- **Records from a data source**
-*-*-

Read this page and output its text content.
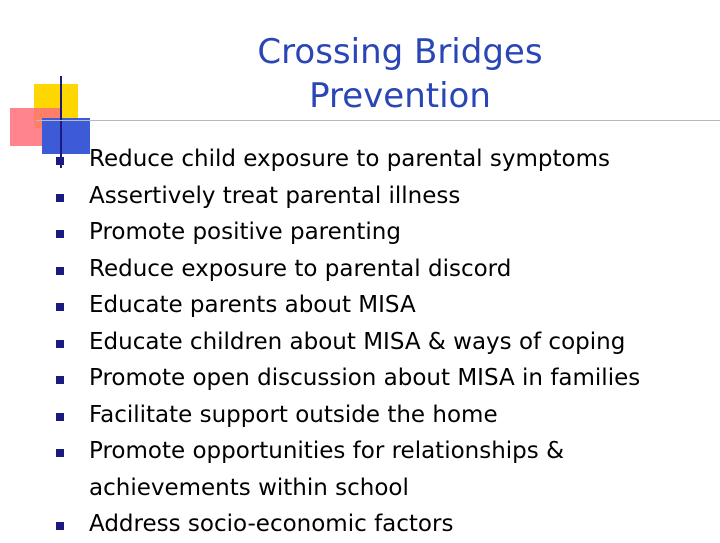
Crossing Bridges
Prevention
Reduce child exposure to parental symptoms
Assertively treat parental illness
Promote positive parenting
Reduce exposure to parental discord
Educate parents about MISA
Educate children about MISA & ways of coping
Promote open discussion about MISA in families
Facilitate support outside the home
Promote opportunities for relationships & achievements within school
Address socio-economic factors
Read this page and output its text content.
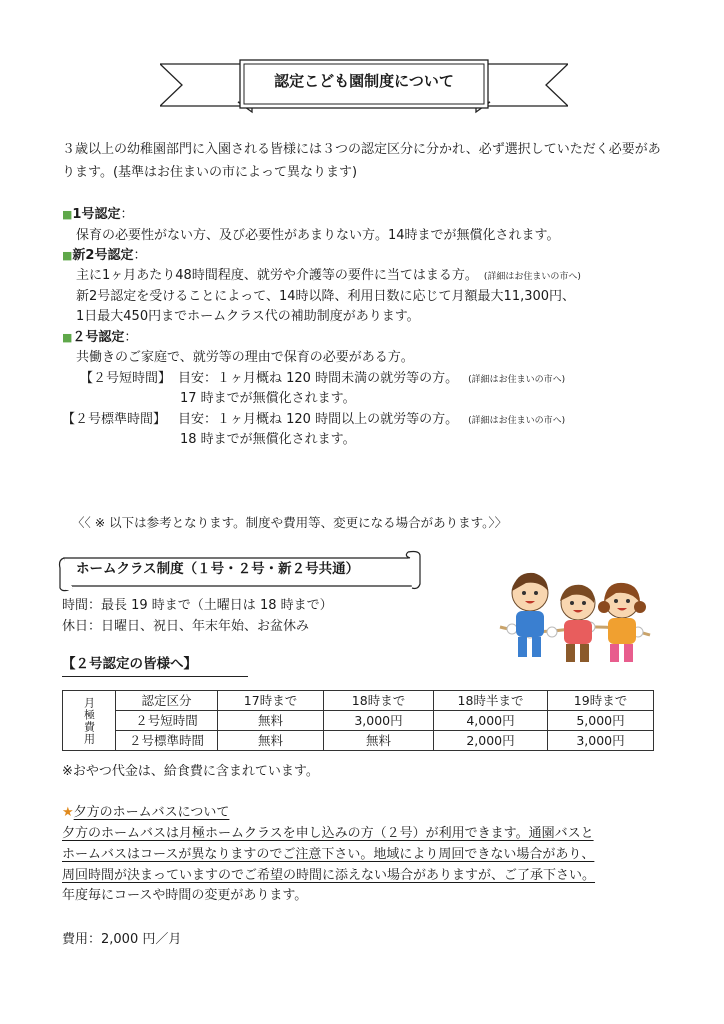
認定こども園制度について
３歳以上の幼稚園部門に入園される皆様には３つの認定区分に分かれ、必ず選択していただく必要があります。(基準はお住まいの市によって異なります)
■1号認定：
保育の必要性がない方、及び必要性があまりない方。14時までが無償化されます。
■新2号認定：
主に1ヶ月あたり48時間程度、就労や介護等の要件に当てはまる方。 (詳細はお住まいの市へ)
新2号認定を受けることによって、14時以降、利用日数に応じて月額最大11,300円、
1日最大450円までホームクラス代の補助制度があります。
■２号認定：
共働きのご家庭で、就労等の理由で保育の必要がある方。
【２号短時間】 目安：１ヶ月概ね 120 時間未満の就労等の方。 (詳細はお住まいの市へ)
17 時までが無償化されます。
【２号標準時間】 目安：１ヶ月概ね 120 時間以上の就労等の方。 (詳細はお住まいの市へ)
18 時までが無償化されます。
〈〈 ※ 以下は参考となります。制度や費用等、変更になる場合があります。〉〉
ホームクラス制度（１号・２号・新２号共通）
時間：最長 19 時まで（土曜日は 18 時まで）
休日：日曜日、祝日、年末年始、お盆休み
【２号認定の皆様へ】
月極費用	認定区分	17時まで	18時まで	18時半まで	19時まで
	２号短時間	無料	3,000円	4,000円	5,000円
	２号標準時間	無料	無料	2,000円	3,000円
※おやつ代金は、給食費に含まれています。
★夕方のホームバスについて
夕方のホームバスは月極ホームクラスを申し込みの方（２号）が利用できます。通園バスと
ホームバスはコースが異なりますのでご注意下さい。地域により周回できない場合があり、
周回時間が決まっていますのでご希望の時間に添えない場合がありますが、ご了承下さい。
年度毎にコースや時間の変更があります。
費用：2,000 円／月
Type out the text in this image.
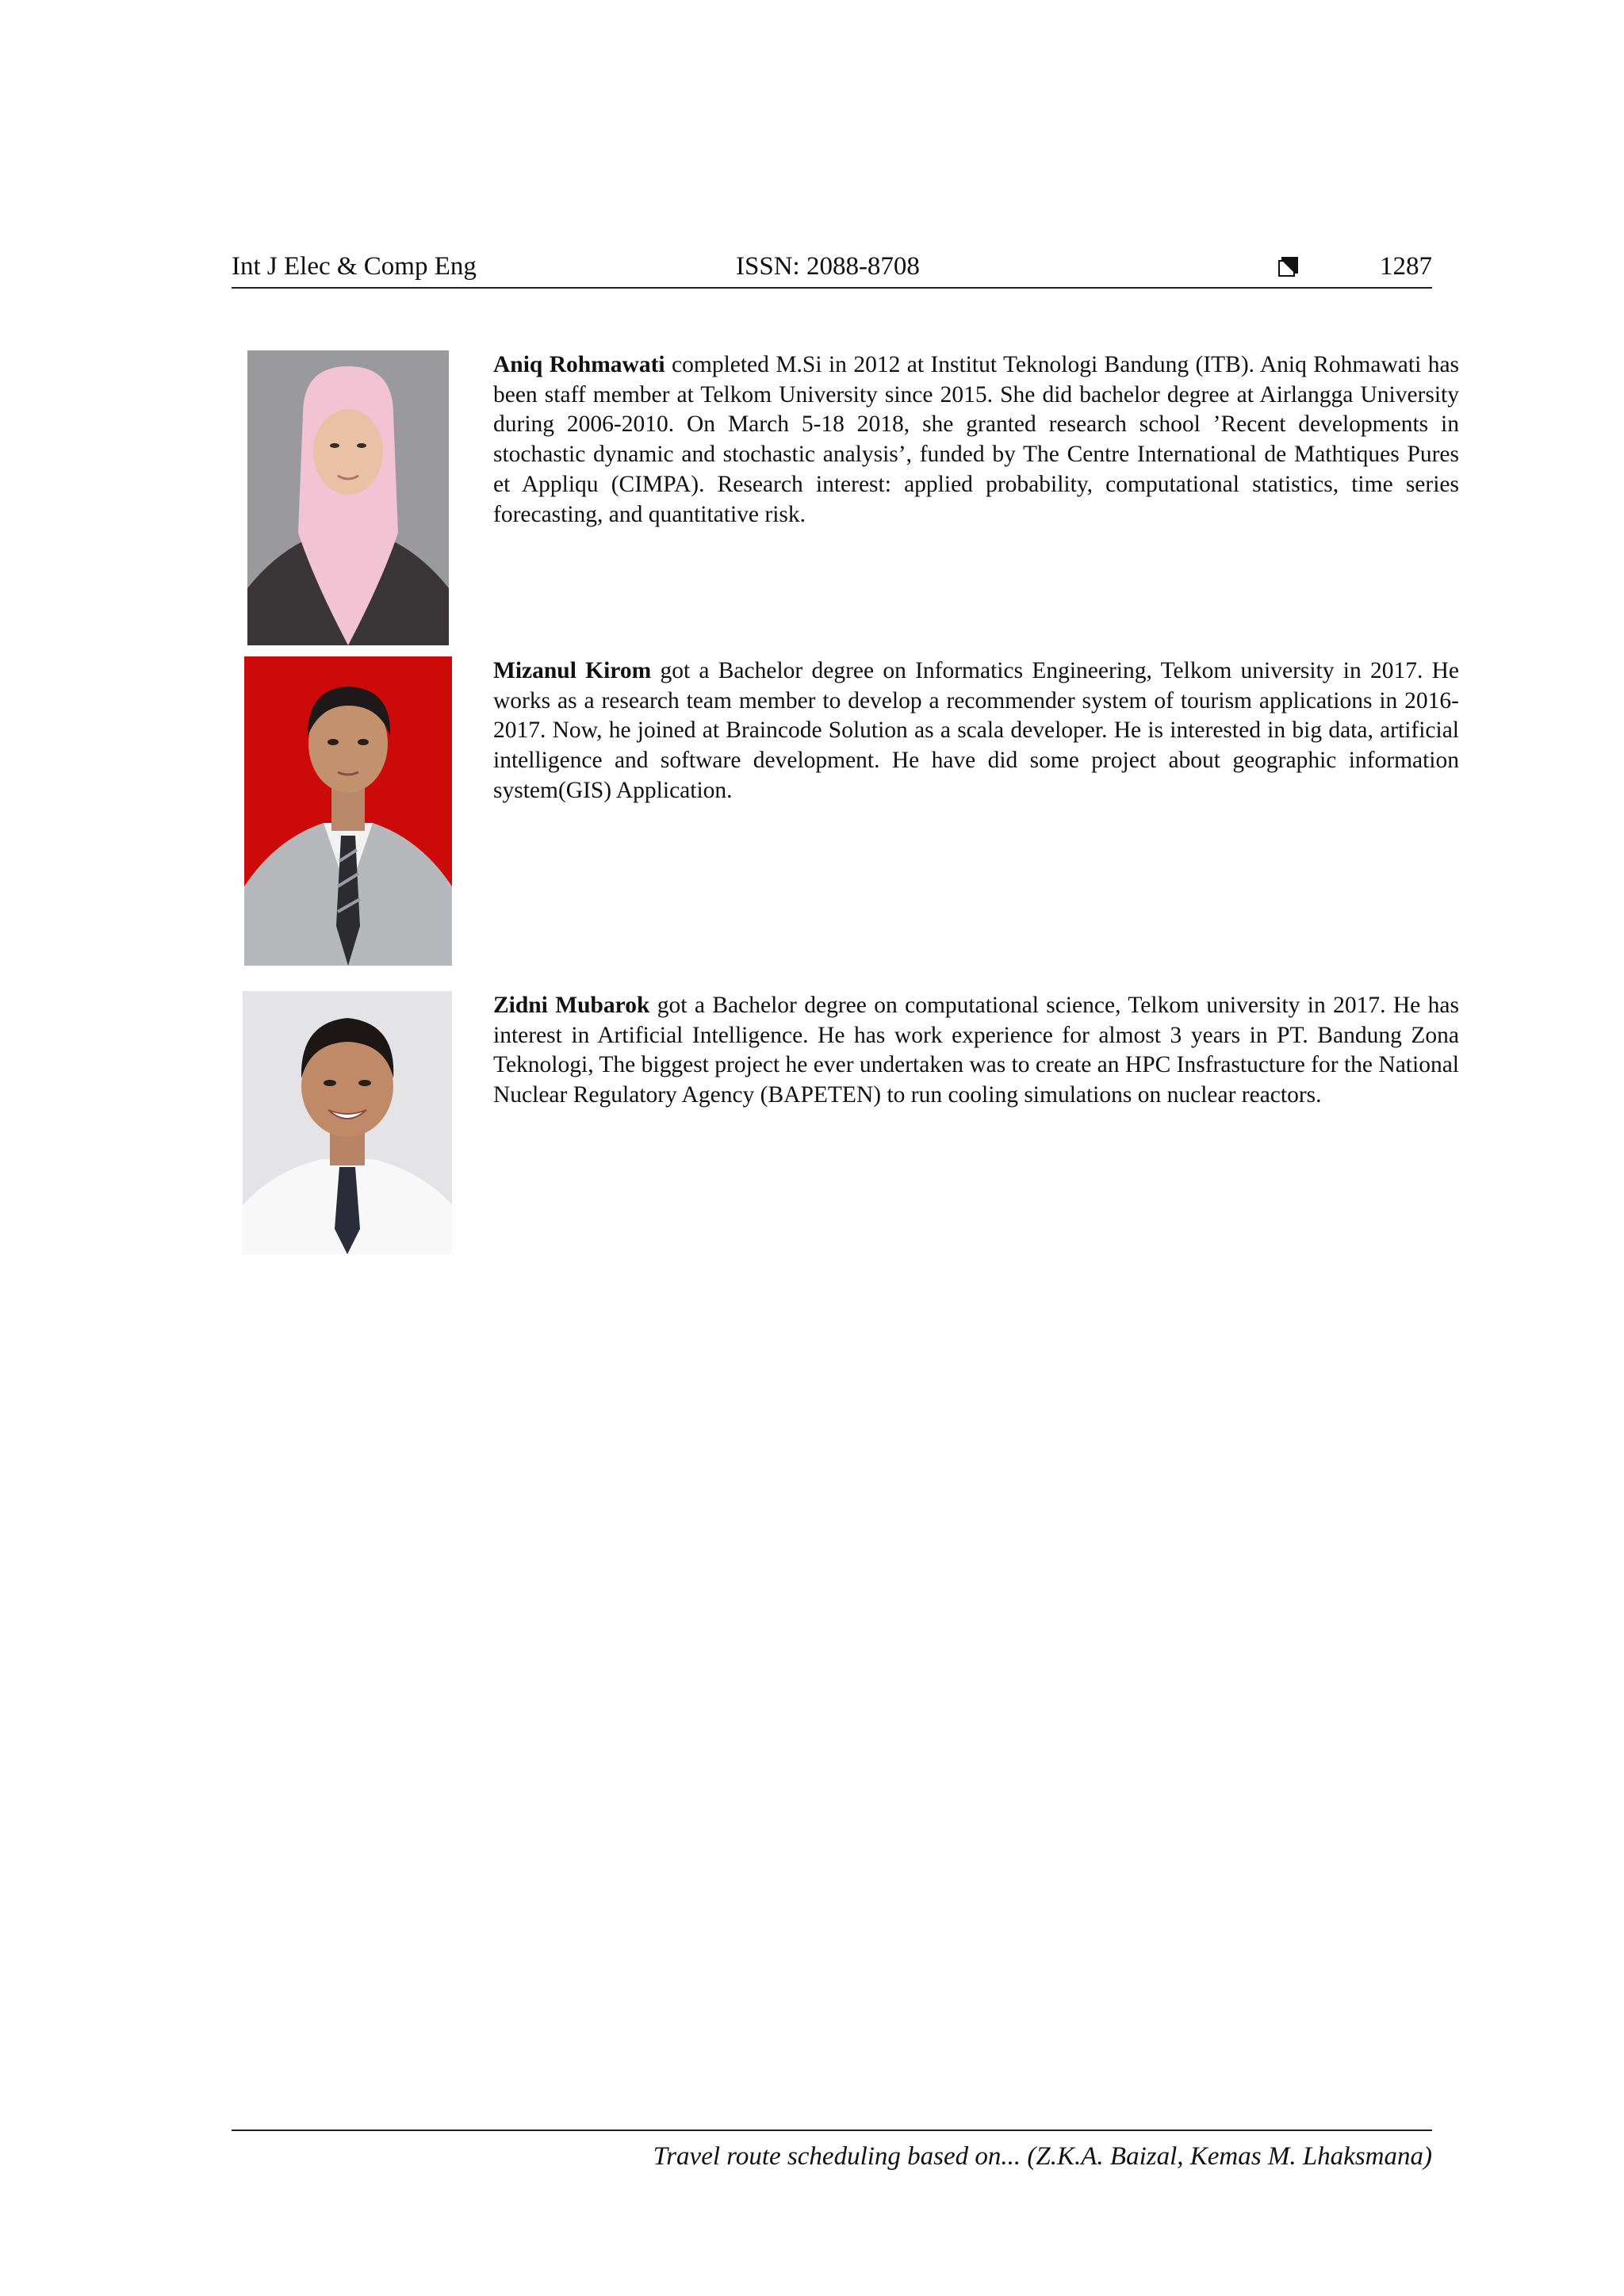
Int J Elec & Comp Eng	ISSN: 2088-8708	1287
Aniq Rohmawati completed M.Si in 2012 at Institut Teknologi Bandung (ITB). Aniq Rohmawati has been staff member at Telkom University since 2015. She did bachelor degree at Airlangga University during 2006-2010. On March 5-18 2018, she granted research school ’Recent developments in stochastic dynamic and stochastic analysis’, funded by The Centre International de Mathtiques Pures et Appliqu (CIMPA). Research interest: applied probability, computational statistics, time series forecasting, and quantitative risk.
Mizanul Kirom got a Bachelor degree on Informatics Engineering, Telkom university in 2017. He works as a research team member to develop a recommender system of tourism applications in 2016-2017. Now, he joined at Braincode Solution as a scala developer. He is interested in big data, artificial intelligence and software development. He have did some project about geographic information system(GIS) Application.
Zidni Mubarok got a Bachelor degree on computational science, Telkom university in 2017. He has interest in Artificial Intelligence. He has work experience for almost 3 years in PT. Bandung Zona Teknologi, The biggest project he ever undertaken was to create an HPC Insfrastucture for the National Nuclear Regulatory Agency (BAPETEN) to run cooling simulations on nuclear reactors.
Travel route scheduling based on... (Z.K.A. Baizal, Kemas M. Lhaksmana)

-*-*-

- **Problem description**
From the data above, pick out each line containing "Bandung" and copy it.

- **Answer to this problem**
Aniq Rohmawati completed M.Si in 2012 at Institut Teknologi Bandung (ITB). Aniq Rohmawati has been staff member at Telkom University since 2015. She did bachelor degree at Airlangga University during 2006-2010. On March 5-18 2018, she granted research school ’Recent developments in stochastic dynamic and stochastic analysis’, funded by The Centre International de Mathtiques Pures et Appliqu (CIMPA). Research interest: applied probability, computational statistics, time series forecasting, and quantitative risk.
Zidni Mubarok got a Bachelor degree on computational science, Telkom university in 2017. He has interest in Artificial Intelligence. He has work experience for almost 3 years in PT. Bandung Zona Teknologi, The biggest project he ever undertaken was to create an HPC Insfrastucture for the National Nuclear Regulatory Agency (BAPETEN) to run cooling simulations on nuclear reactors.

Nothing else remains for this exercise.